+++ Data in this exercise

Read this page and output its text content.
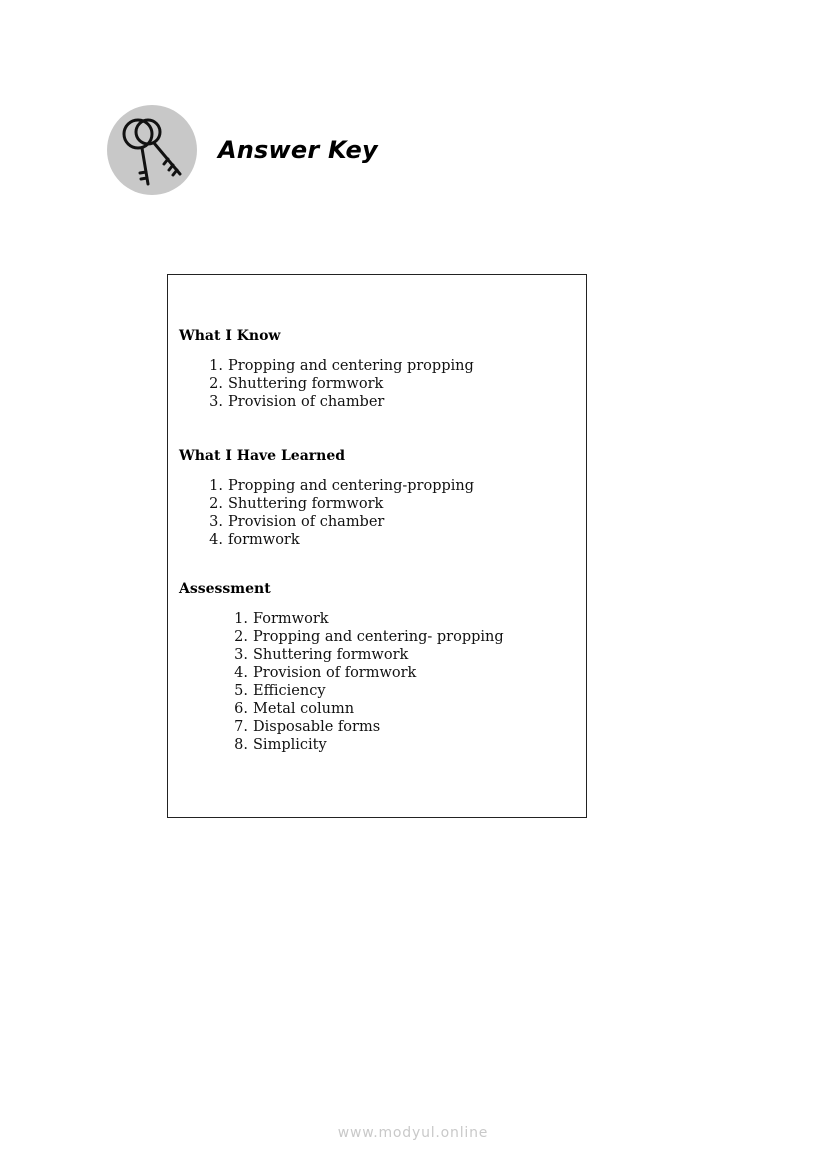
Answer Key
What I Know
1. Propping and centering propping
2. Shuttering formwork
3. Provision of chamber
What I Have Learned
1. Propping and centering-propping
2. Shuttering formwork
3. Provision of chamber
4. formwork
Assessment
1. Formwork
2. Propping and centering- propping
3. Shuttering formwork
4. Provision of formwork
5. Efficiency
6. Metal column
7. Disposable forms
8. Simplicity
www.modyul.online
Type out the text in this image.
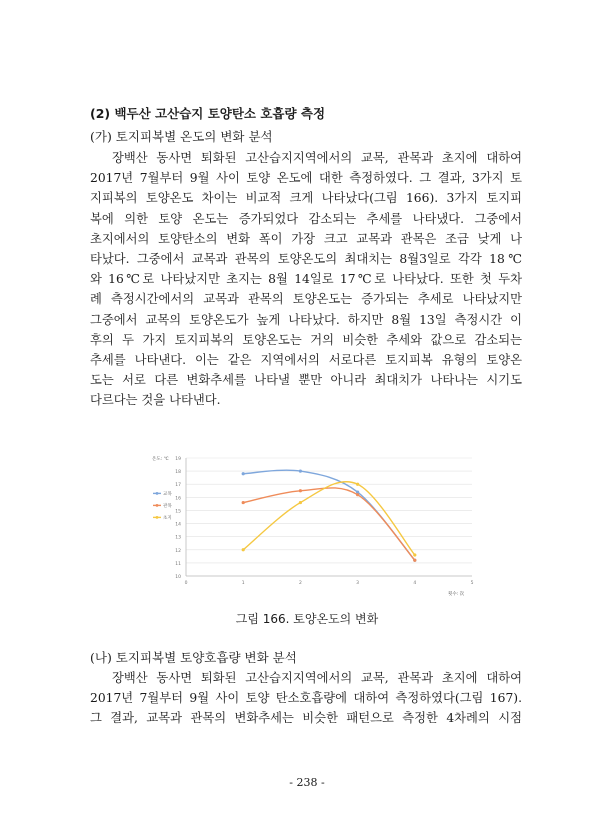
(2) 백두산 고산습지 토양탄소 호흡량 측정
(가) 토지피복별 온도의 변화 분석
장백산 동사면 퇴화된 고산습지지역에서의 교목, 관목과 초지에 대하여
2017년 7월부터 9월 사이 토양 온도에 대한 측정하였다. 그 결과, 3가지 토
지피복의 토양온도 차이는 비교적 크게 나타났다(그림 166). 3가지 토지피
복에 의한 토양 온도는 증가되었다 감소되는 추세를 나타냈다. 그중에서
초지에서의 토양탄소의 변화 폭이 가장 크고 교목과 관목은 조금 낮게 나
타났다. 그중에서 교목과 관목의 토양온도의 최대치는 8월3일로 각각 18℃
와 16℃로 나타났지만 초지는 8월 14일로 17℃로 나타났다. 또한 첫 두차
례 측정시간에서의 교목과 관목의 토양온도는 증가되는 추세로 나타났지만
그중에서 교목의 토양온도가 높게 나타났다. 하지만 8월 13일 측정시간 이
후의 두 가지 토지피복의 토양온도는 거의 비슷한 추세와 값으로 감소되는
추세를 나타낸다. 이는 같은 지역에서의 서로다른 토지피복 유형의 토양온
도는 서로 다른 변화추세를 나타낼 뿐만 아니라 최대치가 나타나는 시기도
다르다는 것을 나타낸다.
10
11
12
13
14
15
16
17
18
19
0	1	2	3	4	5
온도: ℃
횟수: 次
교목
관목
초지
그림 166. 토양온도의 변화
(나) 토지피복별 토양호흡량 변화 분석
장백산 동사면 퇴화된 고산습지지역에서의 교목, 관목과 초지에 대하여
2017년 7월부터 9월 사이 토양 탄소호흡량에 대하여 측정하였다(그림 167).
그 결과, 교목과 관목의 변화추세는 비슷한 패턴으로 측정한 4차례의 시점
- 238 -
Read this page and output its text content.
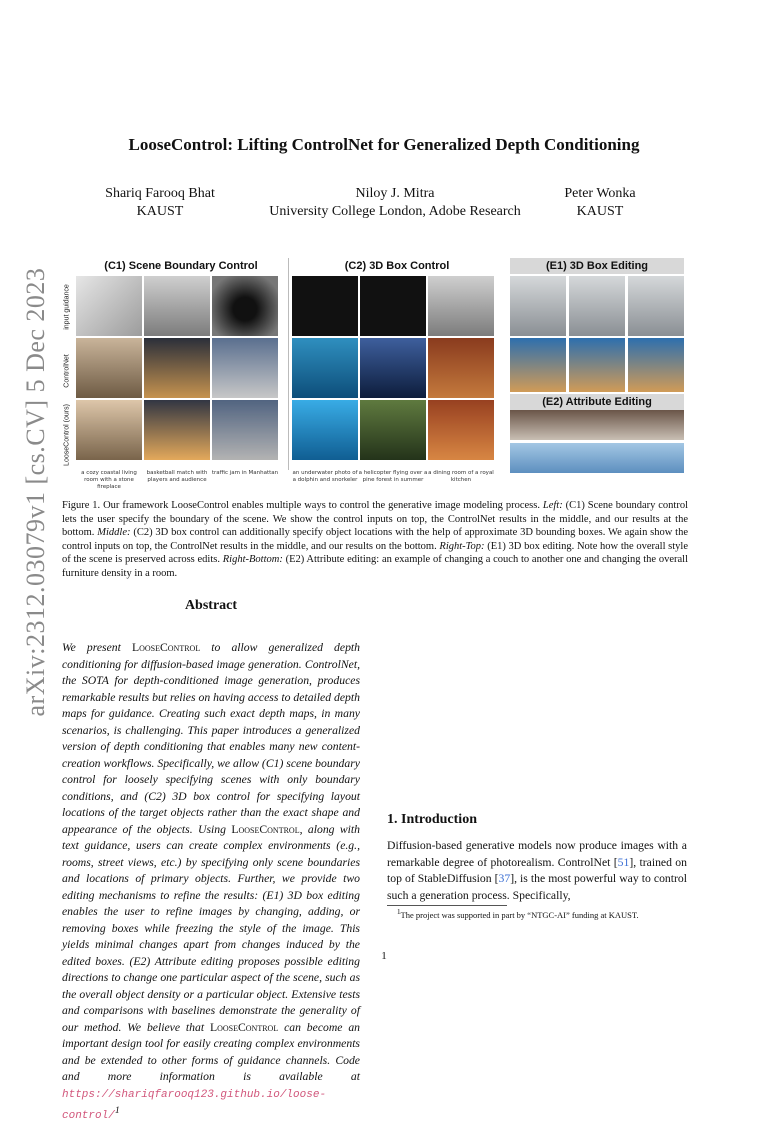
arXiv:2312.03079v1 [cs.CV] 5 Dec 2023
LooseControl: Lifting ControlNet for Generalized Depth Conditioning
Shariq Farooq Bhat
KAUST
Niloy J. Mitra
University College London, Adobe Research
Peter Wonka
KAUST
(C1) Scene Boundary Control	(C2) 3D Box Control	(E1) 3D Box Editing
(E2) Attribute Editing
input guidance
ControlNet
LooseControl (ours)
a cozy coastal living room with a stone fireplace
basketball match with players and audience
traffic jam in Manhattan	an underwater photo of a dolphin and snorkeler
a helicopter flying over a pine forest in summer
a dining room of a royal kitchen
Figure 1. Our framework LooseControl enables multiple ways to control the generative image modeling process. Left: (C1) Scene boundary control lets the user specify the boundary of the scene. We show the control inputs on top, the ControlNet results in the middle, and our results at the bottom. Middle: (C2) 3D box control can additionally specify object locations with the help of approximate 3D bounding boxes. We again show the control inputs on top, the ControlNet results in the middle, and our results on the bottom. Right-Top: (E1) 3D box editing. Note how the overall style of the scene is preserved across edits. Right-Bottom: (E2) Attribute editing: an example of changing a couch to another one and changing the overall furniture density in a room.
Abstract
We present LooseControl to allow generalized depth conditioning for diffusion-based image generation. ControlNet, the SOTA for depth-conditioned image generation, produces remarkable results but relies on having access to detailed depth maps for guidance. Creating such exact depth maps, in many scenarios, is challenging. This paper introduces a generalized version of depth conditioning that enables many new content-creation workflows. Specifically, we allow (C1) scene boundary control for loosely specifying scenes with only boundary conditions, and (C2) 3D box control for specifying layout locations of the target objects rather than the exact shape and appearance of the objects. Using LooseControl, along with text guidance, users can create complex environments (e.g., rooms, street views, etc.) by specifying only scene boundaries and locations of primary objects. Further, we provide two editing mechanisms to refine the results: (E1) 3D box editing enables the user to refine images by changing, adding, or removing boxes while freezing the style of the image. This yields minimal changes apart from changes induced by the edited boxes. (E2) Attribute editing proposes possible editing directions to change one particular aspect of the scene, such as the overall object density or a particular object. Extensive tests and comparisons with baselines demonstrate the generality of our method. We believe that LooseControl can become an important design tool for easily creating complex environments and be extended to other forms of guidance channels. Code and more information is available at https://shariqfarooq123.github.io/loose-control/$^1$
1. Introduction
Diffusion-based generative models now produce images with a remarkable degree of photorealism. ControlNet [51], trained on top of StableDiffusion [37], is the most powerful way to control such a generation process. Specifically,
$^1$The project was supported in part by “NTGC-AI” funding at KAUST.
1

++++++

_Goal_
Give the count of lines in the listing above that include "측정하였다", with no other words.

_Output of the exercise_
2